En realidad, si nos atenemos a lo que el deán Mazas escribe en su Retrato al natural de la ciudad y término de Jaén, en 1794, todo esto era el resultado de una venerable tradición de siglos, porque el erudito cántabro aseguraba que los forasteros que nos habían visitado iban afirmando por ahí, ya por aquellos años, que éramos un poco guarretes; y tampoco los viajeros románticos que pasaban por la ciudad en el siglo XIX, de regreso de la exótica Granada, venían a desmentir lo anterior: “la mejor fonda está sucia y no es demasiado recomendable (…) el carácter de la gente es salvaje y temerario”, afirmaba Henry Balckburn. Bueno, también aseguraba que se arrepentía de no haber venido con más tiempo para explorar una ciudad, la nuestra, que le pareció tener “muchos edificios bastante curiosos”, calles estrechas y pintorescas y una bonita catedral “de estilo greco-romano”.

*Datos sin procesar*
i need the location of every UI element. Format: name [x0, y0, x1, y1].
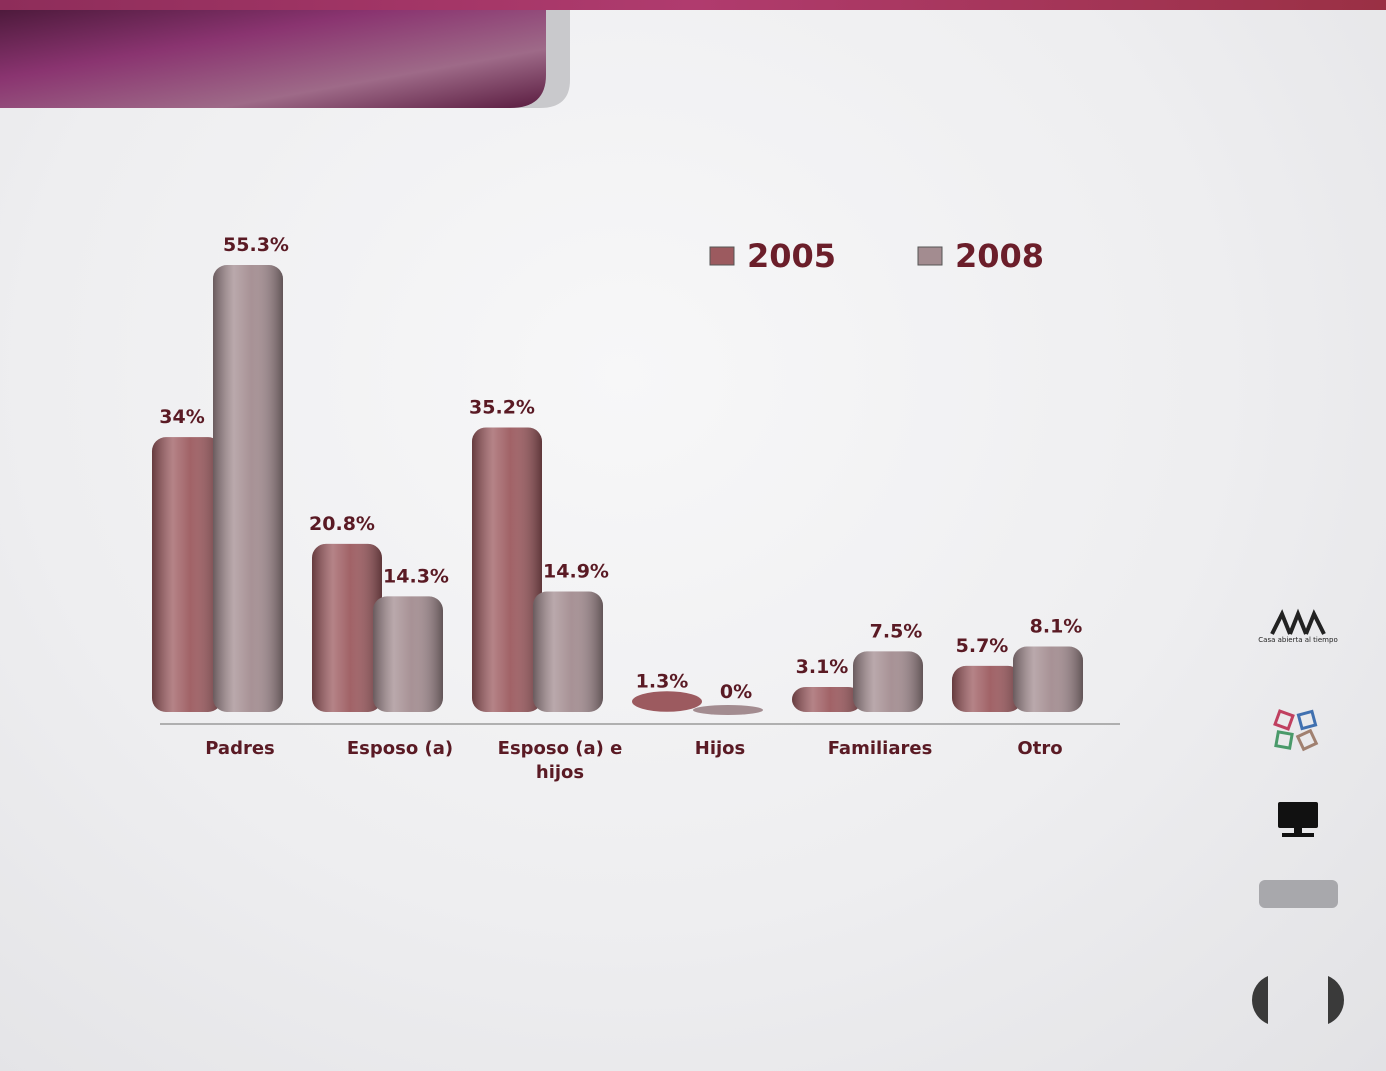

*Tarea asignada*
De acuerdo con el fragmento del documento, ¿en qué año escribió el deán Mazas su Retrato al natural de la ciudad y término de Jaén? Utilice únicamente el fragmento del documento.

*Respuesta*
En 1794.